### Exercise directions
Identify each line in the records below that contains the word "want", and copy it.

### Excerpted records
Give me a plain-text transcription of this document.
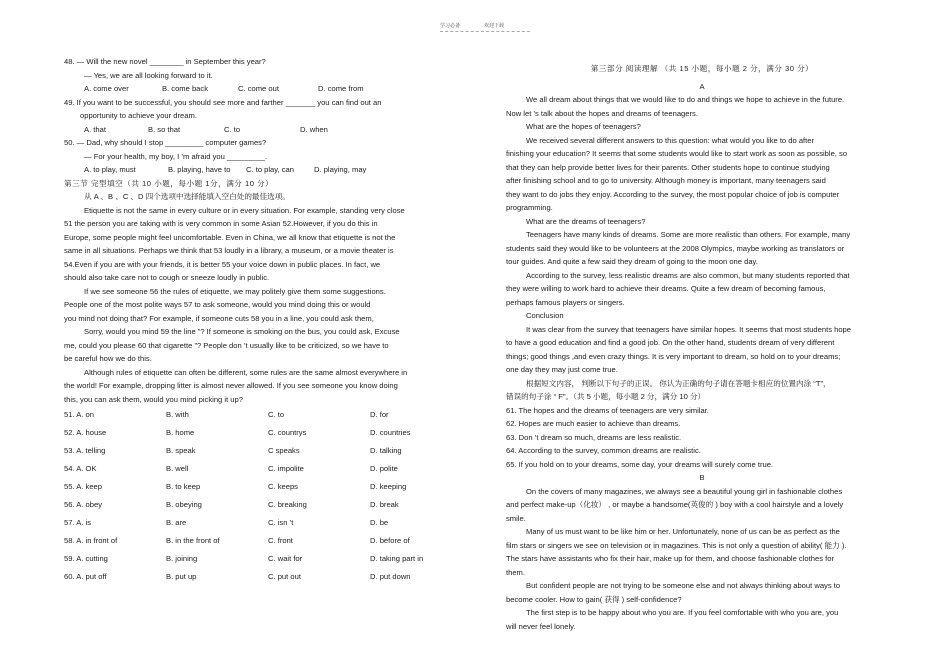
学习必备	欢迎下载
48. — Will the new novel ________ in September this year?
— Yes, we are all looking forward to it.
A. come over	B. come back	C. come out	D. come from
49. If you want to be successful, you should see more and farther _______ you can find out an
opportunity to achieve your dream.
A. that	B. so that	C. to	D. when
50. — Dad, why should I stop _________ computer games?
— For your health, my boy, I ’m afraid you _________.
A. to play, must	B. playing, have to	C. to play, can	D. playing, may
第三节 完型填空（共 10 小题，每小题 1分，满分 10 分）
从 A 、B 、C 、D 四个选项中选择能填入空白处的最佳选项。
Etiquette is not the same in every culture or in every situation. For example, standing very close
51 the person you are taking with is very common in some Asian 52.However, if you do this in
Europe, some people might feel uncomfortable. Even in China, we all know that etiquette is not the
same in all situations. Perhaps we think that 53 loudly in a library, a museum, or a movie theater is
54.Even if you are with your friends, it is better 55 your voice down in public places. In fact, we
should also take care not to cough or sneeze loudly in public.
If we see someone 56 the rules of etiquette, we may politely give them some suggestions.
People one of the most polite ways 57 to ask someone, would you mind doing this or would
you mind not doing that? For example, if someone cuts 58 you in a line, you could ask them,
Sorry, would you mind 59 the line ”? If someone is smoking on the bus, you could ask, Excuse
me, could you please 60 that cigarette ”? People don ’t usually like to be criticized, so we have to
be careful how we do this.
Although rules of etiquette can often be different, some rules are the same almost everywhere in
the world! For example, dropping litter is almost never allowed. If you see someone you know doing
this, you can ask them, would you mind picking it up?
51. A. on	B. with	C. to	D. for
52. A. house	B. home	C. countrys	D. countries
53. A. telling	B. speak	C speaks	D. talking
54. A. OK	B. well	C. impolite	D. polite
55. A. keep	B. to keep	C. keeps	D. keeping
56. A. obey	B. obeying	C. breaking	D. break
57. A. is	B. are	C. isn ’t	D. be
58. A. in front of	B. in the front of	C. front	D. before of
59. A. cutting	B. joining	C. wait for	D. taking part in
60. A. put off	B. put up	C. put out	D. put down
第三部分 阅读理解 （共 15 小题，每小题 2 分，满分 30 分）
A
We all dream about things that we would like to do and things we hope to achieve in the future.
Now let ’s talk about the hopes and dreams of teenagers.
What are the hopes of teenagers?
We received several different answers to this question: what would you like to do after
finishing your education? It seems that some students would like to start work as soon as possible, so
that they can help provide better lives for their parents. Other students hope to continue studying
after finishing school and to go to university. Although money is important, many teenagers said
they want to do jobs they enjoy. According to the survey, the most popular choice of job is computer
programming.
What are the dreams of teenagers?
Teenagers have many kinds of dreams. Some are more realistic than others. For example, many
students said they would like to be volunteers at the 2008 Olympics, maybe working as translators or
tour guides. And quite a few said they dream of going to the moon one day.
According to the survey, less realistic dreams are also common, but many students reported that
they were willing to work hard to achieve their dreams. Quite a few dream of becoming famous,
perhaps famous players or singers.
Conclusion
It was clear from the survey that teenagers have similar hopes. It seems that most students hope
to have a good education and find a good job. On the other hand, students dream of very different
things; good things ,and even crazy things. It is very important to dream, so hold on to your dreams;
one day they may just come true.
根据短文内容， 判断以下句子的正误。 你认为正确的句子请在答题卡相应的位置内涂 “T”，
错误的句子涂 “ F”。（共 5 小题，每小题 2 分，满分 10 分）
61. The hopes and the dreams of teenagers are very similar.
62. Hopes are much easier to achieve than dreams.
63. Don ’t dream so much, dreams are less realistic.
64. According to the survey, common dreams are realistic.
65. If you hold on to your dreams, some day, your dreams will surely come true.
B
On the covers of many magazines, we always see a beautiful young girl in fashionable clothes
and perfect make-up（化妆） , or maybe a handsome(英俊的 ) boy with a cool hairstyle and a lovely
smile.
Many of us must want to be like him or her. Unfortunately, none of us can be as perfect as the
film stars or singers we see on television or in magazines. This is not only a question of ability( 能力 ).
The stars have assistants who fix their hair, make up for them, and choose fashionable clothes for
them.
But confident people are not trying to be someone else and not always thinking about ways to
become cooler. How to gain( 获得 ) self-confidence?
The first step is to be happy about who you are. If you feel comfortable with who you are, you
will never feel lonely.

### Solution
49. If you want to be successful, you should see more and farther _______ you can find out an
they want to do jobs they enjoy. According to the survey, the most popular choice of job is computer
Many of us must want to be like him or her. Unfortunately, none of us can be as perfect as the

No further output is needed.